INSTRUCTIONS FOR THE TASK
Carry none of the pictures over; set down the material below exactly.

:: DATA PROVIDED

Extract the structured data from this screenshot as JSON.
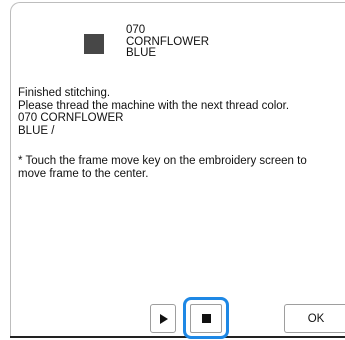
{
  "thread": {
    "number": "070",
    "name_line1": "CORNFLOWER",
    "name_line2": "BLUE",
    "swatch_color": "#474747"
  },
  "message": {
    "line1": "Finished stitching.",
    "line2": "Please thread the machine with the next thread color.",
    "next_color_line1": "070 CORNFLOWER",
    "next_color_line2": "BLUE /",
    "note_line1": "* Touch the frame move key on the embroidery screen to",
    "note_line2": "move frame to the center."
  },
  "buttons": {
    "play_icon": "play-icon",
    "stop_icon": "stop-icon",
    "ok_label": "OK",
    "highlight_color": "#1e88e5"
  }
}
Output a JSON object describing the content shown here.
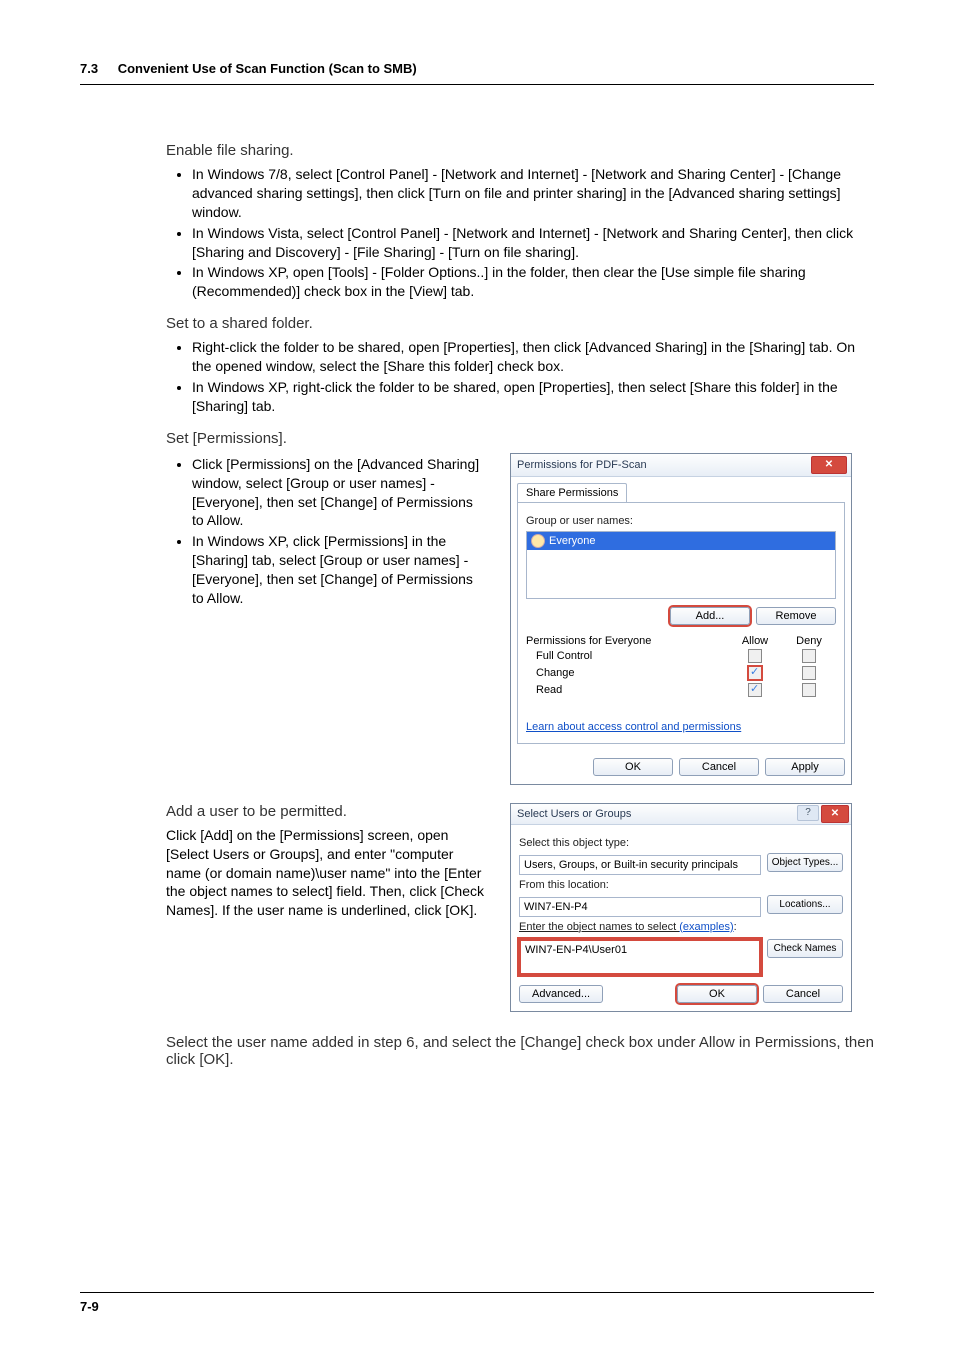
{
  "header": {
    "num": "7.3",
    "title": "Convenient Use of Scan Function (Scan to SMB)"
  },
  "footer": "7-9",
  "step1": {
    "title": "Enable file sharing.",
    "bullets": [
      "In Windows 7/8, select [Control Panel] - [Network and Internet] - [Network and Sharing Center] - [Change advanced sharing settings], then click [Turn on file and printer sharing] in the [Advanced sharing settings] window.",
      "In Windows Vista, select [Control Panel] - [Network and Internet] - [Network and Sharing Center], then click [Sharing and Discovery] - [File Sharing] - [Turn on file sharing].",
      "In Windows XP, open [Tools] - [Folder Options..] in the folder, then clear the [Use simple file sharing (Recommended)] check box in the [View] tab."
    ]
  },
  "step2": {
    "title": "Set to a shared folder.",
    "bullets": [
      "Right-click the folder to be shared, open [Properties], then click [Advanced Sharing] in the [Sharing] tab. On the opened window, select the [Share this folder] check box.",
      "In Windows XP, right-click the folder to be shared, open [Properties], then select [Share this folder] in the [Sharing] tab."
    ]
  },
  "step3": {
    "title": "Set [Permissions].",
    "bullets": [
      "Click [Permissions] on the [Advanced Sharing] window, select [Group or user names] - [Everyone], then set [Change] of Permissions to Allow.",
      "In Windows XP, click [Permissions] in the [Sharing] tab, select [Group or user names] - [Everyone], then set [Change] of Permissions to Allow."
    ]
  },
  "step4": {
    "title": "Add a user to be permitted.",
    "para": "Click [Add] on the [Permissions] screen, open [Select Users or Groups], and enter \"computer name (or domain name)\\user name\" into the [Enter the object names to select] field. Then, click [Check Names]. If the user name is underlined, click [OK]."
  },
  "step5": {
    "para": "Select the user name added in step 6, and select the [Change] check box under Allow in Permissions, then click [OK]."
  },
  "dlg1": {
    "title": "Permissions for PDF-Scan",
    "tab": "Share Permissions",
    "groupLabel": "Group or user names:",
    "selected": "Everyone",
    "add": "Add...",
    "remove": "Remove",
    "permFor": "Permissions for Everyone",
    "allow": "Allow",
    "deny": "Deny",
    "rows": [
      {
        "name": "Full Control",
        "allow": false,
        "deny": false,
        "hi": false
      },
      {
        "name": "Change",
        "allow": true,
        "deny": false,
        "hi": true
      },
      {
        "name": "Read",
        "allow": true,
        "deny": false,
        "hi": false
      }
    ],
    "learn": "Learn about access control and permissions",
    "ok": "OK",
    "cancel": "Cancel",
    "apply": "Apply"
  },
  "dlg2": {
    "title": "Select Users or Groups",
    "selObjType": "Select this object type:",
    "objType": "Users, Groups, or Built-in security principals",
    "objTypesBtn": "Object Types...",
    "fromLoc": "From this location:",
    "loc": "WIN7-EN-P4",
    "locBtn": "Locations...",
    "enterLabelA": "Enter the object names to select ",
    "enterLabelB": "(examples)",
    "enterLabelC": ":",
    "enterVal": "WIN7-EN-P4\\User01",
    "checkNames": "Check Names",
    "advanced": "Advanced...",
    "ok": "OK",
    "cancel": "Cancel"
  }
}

::::

TASK RESPONSE
Extract the structured data from this screenshot as JSON.
{
  "thread": {
    "number": "070",
    "name_line1": "CORNFLOWER",
    "name_line2": "BLUE",
    "swatch_color": "#474747"
  },
  "message": {
    "line1": "Finished stitching.",
    "line2": "Please thread the machine with the next thread color.",
    "next_color_line1": "070 CORNFLOWER",
    "next_color_line2": "BLUE /",
    "note_line1": "* Touch the frame move key on the embroidery screen to",
    "note_line2": "move frame to the center."
  },
  "buttons": {
    "play_icon": "play-icon",
    "stop_icon": "stop-icon",
    "ok_label": "OK",
    "highlight_color": "#1e88e5"
  }
}
Output a JSON object describing the content shown here.
{
  "header": {
    "num": "7.3",
    "title": "Convenient Use of Scan Function (Scan to SMB)"
  },
  "footer": "7-9",
  "step1": {
    "title": "Enable file sharing.",
    "bullets": [
      "In Windows 7/8, select [Control Panel] - [Network and Internet] - [Network and Sharing Center] - [Change advanced sharing settings], then click [Turn on file and printer sharing] in the [Advanced sharing settings] window.",
      "In Windows Vista, select [Control Panel] - [Network and Internet] - [Network and Sharing Center], then click [Sharing and Discovery] - [File Sharing] - [Turn on file sharing].",
      "In Windows XP, open [Tools] - [Folder Options..] in the folder, then clear the [Use simple file sharing (Recommended)] check box in the [View] tab."
    ]
  },
  "step2": {
    "title": "Set to a shared folder.",
    "bullets": [
      "Right-click the folder to be shared, open [Properties], then click [Advanced Sharing] in the [Sharing] tab. On the opened window, select the [Share this folder] check box.",
      "In Windows XP, right-click the folder to be shared, open [Properties], then select [Share this folder] in the [Sharing] tab."
    ]
  },
  "step3": {
    "title": "Set [Permissions].",
    "bullets": [
      "Click [Permissions] on the [Advanced Sharing] window, select [Group or user names] - [Everyone], then set [Change] of Permissions to Allow.",
      "In Windows XP, click [Permissions] in the [Sharing] tab, select [Group or user names] - [Everyone], then set [Change] of Permissions to Allow."
    ]
  },
  "step4": {
    "title": "Add a user to be permitted.",
    "para": "Click [Add] on the [Permissions] screen, open [Select Users or Groups], and enter \"computer name (or domain name)\\user name\" into the [Enter the object names to select] field. Then, click [Check Names]. If the user name is underlined, click [OK]."
  },
  "step5": {
    "para": "Select the user name added in step 6, and select the [Change] check box under Allow in Permissions, then click [OK]."
  },
  "dlg1": {
    "title": "Permissions for PDF-Scan",
    "tab": "Share Permissions",
    "groupLabel": "Group or user names:",
    "selected": "Everyone",
    "add": "Add...",
    "remove": "Remove",
    "permFor": "Permissions for Everyone",
    "allow": "Allow",
    "deny": "Deny",
    "rows": [
      {
        "name": "Full Control",
        "allow": false,
        "deny": false,
        "hi": false
      },
      {
        "name": "Change",
        "allow": true,
        "deny": false,
        "hi": true
      },
      {
        "name": "Read",
        "allow": true,
        "deny": false,
        "hi": false
      }
    ],
    "learn": "Learn about access control and permissions",
    "ok": "OK",
    "cancel": "Cancel",
    "apply": "Apply"
  },
  "dlg2": {
    "title": "Select Users or Groups",
    "selObjType": "Select this object type:",
    "objType": "Users, Groups, or Built-in security principals",
    "objTypesBtn": "Object Types...",
    "fromLoc": "From this location:",
    "loc": "WIN7-EN-P4",
    "locBtn": "Locations...",
    "enterLabelA": "Enter the object names to select ",
    "enterLabelB": "(examples)",
    "enterLabelC": ":",
    "enterVal": "WIN7-EN-P4\\User01",
    "checkNames": "Check Names",
    "advanced": "Advanced...",
    "ok": "OK",
    "cancel": "Cancel"
  }
}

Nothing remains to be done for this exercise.